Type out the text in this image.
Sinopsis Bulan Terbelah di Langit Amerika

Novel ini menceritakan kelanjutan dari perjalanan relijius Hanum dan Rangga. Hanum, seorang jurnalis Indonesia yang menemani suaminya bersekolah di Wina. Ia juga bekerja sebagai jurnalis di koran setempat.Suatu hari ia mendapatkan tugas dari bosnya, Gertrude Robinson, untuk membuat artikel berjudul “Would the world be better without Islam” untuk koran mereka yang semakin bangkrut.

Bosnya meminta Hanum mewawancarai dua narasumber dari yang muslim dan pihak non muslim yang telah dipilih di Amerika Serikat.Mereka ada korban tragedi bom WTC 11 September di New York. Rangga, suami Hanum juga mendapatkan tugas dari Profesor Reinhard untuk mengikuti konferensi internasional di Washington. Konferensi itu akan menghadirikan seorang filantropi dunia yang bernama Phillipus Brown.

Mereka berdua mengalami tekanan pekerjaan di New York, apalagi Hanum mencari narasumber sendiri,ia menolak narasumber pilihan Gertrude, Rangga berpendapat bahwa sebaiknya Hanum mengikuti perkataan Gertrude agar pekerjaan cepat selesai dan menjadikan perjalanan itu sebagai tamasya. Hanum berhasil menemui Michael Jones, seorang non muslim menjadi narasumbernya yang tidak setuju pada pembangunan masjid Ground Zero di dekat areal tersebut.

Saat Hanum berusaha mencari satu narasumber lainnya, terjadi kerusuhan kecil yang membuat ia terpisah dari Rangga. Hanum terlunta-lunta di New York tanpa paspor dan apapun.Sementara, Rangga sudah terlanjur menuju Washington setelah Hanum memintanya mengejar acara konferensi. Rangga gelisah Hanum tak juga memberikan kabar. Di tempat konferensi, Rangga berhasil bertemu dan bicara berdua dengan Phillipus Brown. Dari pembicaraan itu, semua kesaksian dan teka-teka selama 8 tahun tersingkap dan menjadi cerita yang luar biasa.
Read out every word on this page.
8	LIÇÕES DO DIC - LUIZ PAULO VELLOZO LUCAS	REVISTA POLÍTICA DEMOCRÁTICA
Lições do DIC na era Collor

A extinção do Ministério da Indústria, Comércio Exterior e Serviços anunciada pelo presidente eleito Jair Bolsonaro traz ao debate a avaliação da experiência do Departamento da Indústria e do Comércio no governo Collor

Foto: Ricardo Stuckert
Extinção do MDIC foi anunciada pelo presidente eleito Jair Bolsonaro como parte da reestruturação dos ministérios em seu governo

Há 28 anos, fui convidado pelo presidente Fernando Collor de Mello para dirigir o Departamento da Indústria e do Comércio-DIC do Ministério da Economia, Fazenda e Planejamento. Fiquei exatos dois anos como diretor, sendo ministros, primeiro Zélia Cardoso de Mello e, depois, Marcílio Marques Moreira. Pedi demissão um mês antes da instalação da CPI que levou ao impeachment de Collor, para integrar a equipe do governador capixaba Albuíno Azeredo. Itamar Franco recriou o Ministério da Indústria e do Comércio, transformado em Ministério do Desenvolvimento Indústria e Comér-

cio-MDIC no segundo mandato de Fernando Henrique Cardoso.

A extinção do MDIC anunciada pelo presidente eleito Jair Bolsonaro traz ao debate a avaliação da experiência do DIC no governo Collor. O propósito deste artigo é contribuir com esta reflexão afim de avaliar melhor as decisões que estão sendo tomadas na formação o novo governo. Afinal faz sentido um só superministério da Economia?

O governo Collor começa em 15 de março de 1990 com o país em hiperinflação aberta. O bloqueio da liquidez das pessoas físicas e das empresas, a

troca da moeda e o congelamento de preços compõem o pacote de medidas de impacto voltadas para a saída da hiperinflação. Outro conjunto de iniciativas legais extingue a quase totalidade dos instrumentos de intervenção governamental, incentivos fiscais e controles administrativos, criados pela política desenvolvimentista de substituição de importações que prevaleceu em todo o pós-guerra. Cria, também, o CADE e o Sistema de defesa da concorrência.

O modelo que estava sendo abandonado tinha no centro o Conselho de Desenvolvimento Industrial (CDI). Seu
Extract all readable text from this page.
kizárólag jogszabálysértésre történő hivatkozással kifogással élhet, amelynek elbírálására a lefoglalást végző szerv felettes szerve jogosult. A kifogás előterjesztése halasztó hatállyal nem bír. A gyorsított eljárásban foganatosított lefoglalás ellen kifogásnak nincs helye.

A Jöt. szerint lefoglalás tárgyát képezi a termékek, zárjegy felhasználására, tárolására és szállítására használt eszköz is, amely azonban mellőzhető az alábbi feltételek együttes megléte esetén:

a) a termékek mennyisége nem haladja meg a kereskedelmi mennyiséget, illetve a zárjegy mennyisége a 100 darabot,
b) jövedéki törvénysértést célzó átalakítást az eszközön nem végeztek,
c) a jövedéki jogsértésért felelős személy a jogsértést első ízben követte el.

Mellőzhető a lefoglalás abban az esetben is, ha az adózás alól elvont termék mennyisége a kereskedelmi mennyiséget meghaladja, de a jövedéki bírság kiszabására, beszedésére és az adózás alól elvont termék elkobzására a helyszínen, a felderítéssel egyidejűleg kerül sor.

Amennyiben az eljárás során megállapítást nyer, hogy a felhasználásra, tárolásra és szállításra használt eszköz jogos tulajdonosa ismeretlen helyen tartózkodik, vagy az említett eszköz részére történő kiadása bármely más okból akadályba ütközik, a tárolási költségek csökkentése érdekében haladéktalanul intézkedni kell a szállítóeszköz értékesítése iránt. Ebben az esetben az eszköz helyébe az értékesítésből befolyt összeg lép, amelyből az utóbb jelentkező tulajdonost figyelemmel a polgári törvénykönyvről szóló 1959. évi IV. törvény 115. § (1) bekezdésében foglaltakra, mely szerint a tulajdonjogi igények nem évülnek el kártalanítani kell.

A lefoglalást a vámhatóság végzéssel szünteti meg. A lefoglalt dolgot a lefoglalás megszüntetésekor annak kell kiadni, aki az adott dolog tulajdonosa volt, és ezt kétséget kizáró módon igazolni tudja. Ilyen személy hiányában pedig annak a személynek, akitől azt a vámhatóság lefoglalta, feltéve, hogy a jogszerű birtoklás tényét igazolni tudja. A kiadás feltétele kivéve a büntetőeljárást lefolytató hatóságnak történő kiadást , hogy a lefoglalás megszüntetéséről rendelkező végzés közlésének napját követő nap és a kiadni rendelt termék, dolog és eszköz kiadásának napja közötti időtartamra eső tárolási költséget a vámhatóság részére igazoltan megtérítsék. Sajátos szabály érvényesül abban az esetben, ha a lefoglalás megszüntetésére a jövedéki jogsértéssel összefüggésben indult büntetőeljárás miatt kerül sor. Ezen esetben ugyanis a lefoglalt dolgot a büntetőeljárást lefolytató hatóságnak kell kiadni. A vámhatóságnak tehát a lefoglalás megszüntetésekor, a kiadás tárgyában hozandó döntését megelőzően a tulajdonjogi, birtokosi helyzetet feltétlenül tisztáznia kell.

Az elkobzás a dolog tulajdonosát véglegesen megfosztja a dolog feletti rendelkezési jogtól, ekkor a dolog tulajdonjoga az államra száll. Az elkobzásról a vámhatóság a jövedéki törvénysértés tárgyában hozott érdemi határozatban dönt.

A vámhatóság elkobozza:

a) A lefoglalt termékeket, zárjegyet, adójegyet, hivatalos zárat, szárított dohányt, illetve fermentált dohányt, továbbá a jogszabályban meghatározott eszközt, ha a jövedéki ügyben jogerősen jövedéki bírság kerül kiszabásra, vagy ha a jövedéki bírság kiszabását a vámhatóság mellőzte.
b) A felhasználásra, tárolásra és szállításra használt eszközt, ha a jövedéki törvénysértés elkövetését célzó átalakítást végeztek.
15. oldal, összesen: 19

▶ **WHAT NEEDS TO BE DONE**
Write the listing out again, exactly as it reads.

▶ **ANSWER TO THE TASK**
Type out the text in this image.
Sinopsis Bulan Terbelah di Langit Amerika

Novel ini menceritakan kelanjutan dari perjalanan relijius Hanum dan Rangga. Hanum, seorang jurnalis Indonesia yang menemani suaminya bersekolah di Wina. Ia juga bekerja sebagai jurnalis di koran setempat.Suatu hari ia mendapatkan tugas dari bosnya, Gertrude Robinson, untuk membuat artikel berjudul “Would the world be better without Islam” untuk koran mereka yang semakin bangkrut.

Bosnya meminta Hanum mewawancarai dua narasumber dari yang muslim dan pihak non muslim yang telah dipilih di Amerika Serikat.Mereka ada korban tragedi bom WTC 11 September di New York. Rangga, suami Hanum juga mendapatkan tugas dari Profesor Reinhard untuk mengikuti konferensi internasional di Washington. Konferensi itu akan menghadirikan seorang filantropi dunia yang bernama Phillipus Brown.

Mereka berdua mengalami tekanan pekerjaan di New York, apalagi Hanum mencari narasumber sendiri,ia menolak narasumber pilihan Gertrude, Rangga berpendapat bahwa sebaiknya Hanum mengikuti perkataan Gertrude agar pekerjaan cepat selesai dan menjadikan perjalanan itu sebagai tamasya. Hanum berhasil menemui Michael Jones, seorang non muslim menjadi narasumbernya yang tidak setuju pada pembangunan masjid Ground Zero di dekat areal tersebut.

Saat Hanum berusaha mencari satu narasumber lainnya, terjadi kerusuhan kecil yang membuat ia terpisah dari Rangga. Hanum terlunta-lunta di New York tanpa paspor dan apapun.Sementara, Rangga sudah terlanjur menuju Washington setelah Hanum memintanya mengejar acara konferensi. Rangga gelisah Hanum tak juga memberikan kabar. Di tempat konferensi, Rangga berhasil bertemu dan bicara berdua dengan Phillipus Brown. Dari pembicaraan itu, semua kesaksian dan teka-teka selama 8 tahun tersingkap dan menjadi cerita yang luar biasa.
Read out every word on this page.
8	LIÇÕES DO DIC - LUIZ PAULO VELLOZO LUCAS	REVISTA POLÍTICA DEMOCRÁTICA
Lições do DIC na era Collor

A extinção do Ministério da Indústria, Comércio Exterior e Serviços anunciada pelo presidente eleito Jair Bolsonaro traz ao debate a avaliação da experiência do Departamento da Indústria e do Comércio no governo Collor

Foto: Ricardo Stuckert
Extinção do MDIC foi anunciada pelo presidente eleito Jair Bolsonaro como parte da reestruturação dos ministérios em seu governo

Há 28 anos, fui convidado pelo presidente Fernando Collor de Mello para dirigir o Departamento da Indústria e do Comércio-DIC do Ministério da Economia, Fazenda e Planejamento. Fiquei exatos dois anos como diretor, sendo ministros, primeiro Zélia Cardoso de Mello e, depois, Marcílio Marques Moreira. Pedi demissão um mês antes da instalação da CPI que levou ao impeachment de Collor, para integrar a equipe do governador capixaba Albuíno Azeredo. Itamar Franco recriou o Ministério da Indústria e do Comércio, transformado em Ministério do Desenvolvimento Indústria e Comér-

cio-MDIC no segundo mandato de Fernando Henrique Cardoso.

A extinção do MDIC anunciada pelo presidente eleito Jair Bolsonaro traz ao debate a avaliação da experiência do DIC no governo Collor. O propósito deste artigo é contribuir com esta reflexão afim de avaliar melhor as decisões que estão sendo tomadas na formação o novo governo. Afinal faz sentido um só superministério da Economia?

O governo Collor começa em 15 de março de 1990 com o país em hiperinflação aberta. O bloqueio da liquidez das pessoas físicas e das empresas, a

troca da moeda e o congelamento de preços compõem o pacote de medidas de impacto voltadas para a saída da hiperinflação. Outro conjunto de iniciativas legais extingue a quase totalidade dos instrumentos de intervenção governamental, incentivos fiscais e controles administrativos, criados pela política desenvolvimentista de substituição de importações que prevaleceu em todo o pós-guerra. Cria, também, o CADE e o Sistema de defesa da concorrência.

O modelo que estava sendo abandonado tinha no centro o Conselho de Desenvolvimento Industrial (CDI). Seu
Extract all readable text from this page.
kizárólag jogszabálysértésre történő hivatkozással kifogással élhet, amelynek elbírálására a lefoglalást végző szerv felettes szerve jogosult. A kifogás előterjesztése halasztó hatállyal nem bír. A gyorsított eljárásban foganatosított lefoglalás ellen kifogásnak nincs helye.

A Jöt. szerint lefoglalás tárgyát képezi a termékek, zárjegy felhasználására, tárolására és szállítására használt eszköz is, amely azonban mellőzhető az alábbi feltételek együttes megléte esetén:

a) a termékek mennyisége nem haladja meg a kereskedelmi mennyiséget, illetve a zárjegy mennyisége a 100 darabot,
b) jövedéki törvénysértést célzó átalakítást az eszközön nem végeztek,
c) a jövedéki jogsértésért felelős személy a jogsértést első ízben követte el.

Mellőzhető a lefoglalás abban az esetben is, ha az adózás alól elvont termék mennyisége a kereskedelmi mennyiséget meghaladja, de a jövedéki bírság kiszabására, beszedésére és az adózás alól elvont termék elkobzására a helyszínen, a felderítéssel egyidejűleg kerül sor.

Amennyiben az eljárás során megállapítást nyer, hogy a felhasználásra, tárolásra és szállításra használt eszköz jogos tulajdonosa ismeretlen helyen tartózkodik, vagy az említett eszköz részére történő kiadása bármely más okból akadályba ütközik, a tárolási költségek csökkentése érdekében haladéktalanul intézkedni kell a szállítóeszköz értékesítése iránt. Ebben az esetben az eszköz helyébe az értékesítésből befolyt összeg lép, amelyből az utóbb jelentkező tulajdonost figyelemmel a polgári törvénykönyvről szóló 1959. évi IV. törvény 115. § (1) bekezdésében foglaltakra, mely szerint a tulajdonjogi igények nem évülnek el kártalanítani kell.

A lefoglalást a vámhatóság végzéssel szünteti meg. A lefoglalt dolgot a lefoglalás megszüntetésekor annak kell kiadni, aki az adott dolog tulajdonosa volt, és ezt kétséget kizáró módon igazolni tudja. Ilyen személy hiányában pedig annak a személynek, akitől azt a vámhatóság lefoglalta, feltéve, hogy a jogszerű birtoklás tényét igazolni tudja. A kiadás feltétele kivéve a büntetőeljárást lefolytató hatóságnak történő kiadást , hogy a lefoglalás megszüntetéséről rendelkező végzés közlésének napját követő nap és a kiadni rendelt termék, dolog és eszköz kiadásának napja közötti időtartamra eső tárolási költséget a vámhatóság részére igazoltan megtérítsék. Sajátos szabály érvényesül abban az esetben, ha a lefoglalás megszüntetésére a jövedéki jogsértéssel összefüggésben indult büntetőeljárás miatt kerül sor. Ezen esetben ugyanis a lefoglalt dolgot a büntetőeljárást lefolytató hatóságnak kell kiadni. A vámhatóságnak tehát a lefoglalás megszüntetésekor, a kiadás tárgyában hozandó döntését megelőzően a tulajdonjogi, birtokosi helyzetet feltétlenül tisztáznia kell.

Az elkobzás a dolog tulajdonosát véglegesen megfosztja a dolog feletti rendelkezési jogtól, ekkor a dolog tulajdonjoga az államra száll. Az elkobzásról a vámhatóság a jövedéki törvénysértés tárgyában hozott érdemi határozatban dönt.

A vámhatóság elkobozza:

a) A lefoglalt termékeket, zárjegyet, adójegyet, hivatalos zárat, szárított dohányt, illetve fermentált dohányt, továbbá a jogszabályban meghatározott eszközt, ha a jövedéki ügyben jogerősen jövedéki bírság kerül kiszabásra, vagy ha a jövedéki bírság kiszabását a vámhatóság mellőzte.
b) A felhasználásra, tárolásra és szállításra használt eszközt, ha a jövedéki törvénysértés elkövetését célzó átalakítást végeztek.
15. oldal, összesen: 19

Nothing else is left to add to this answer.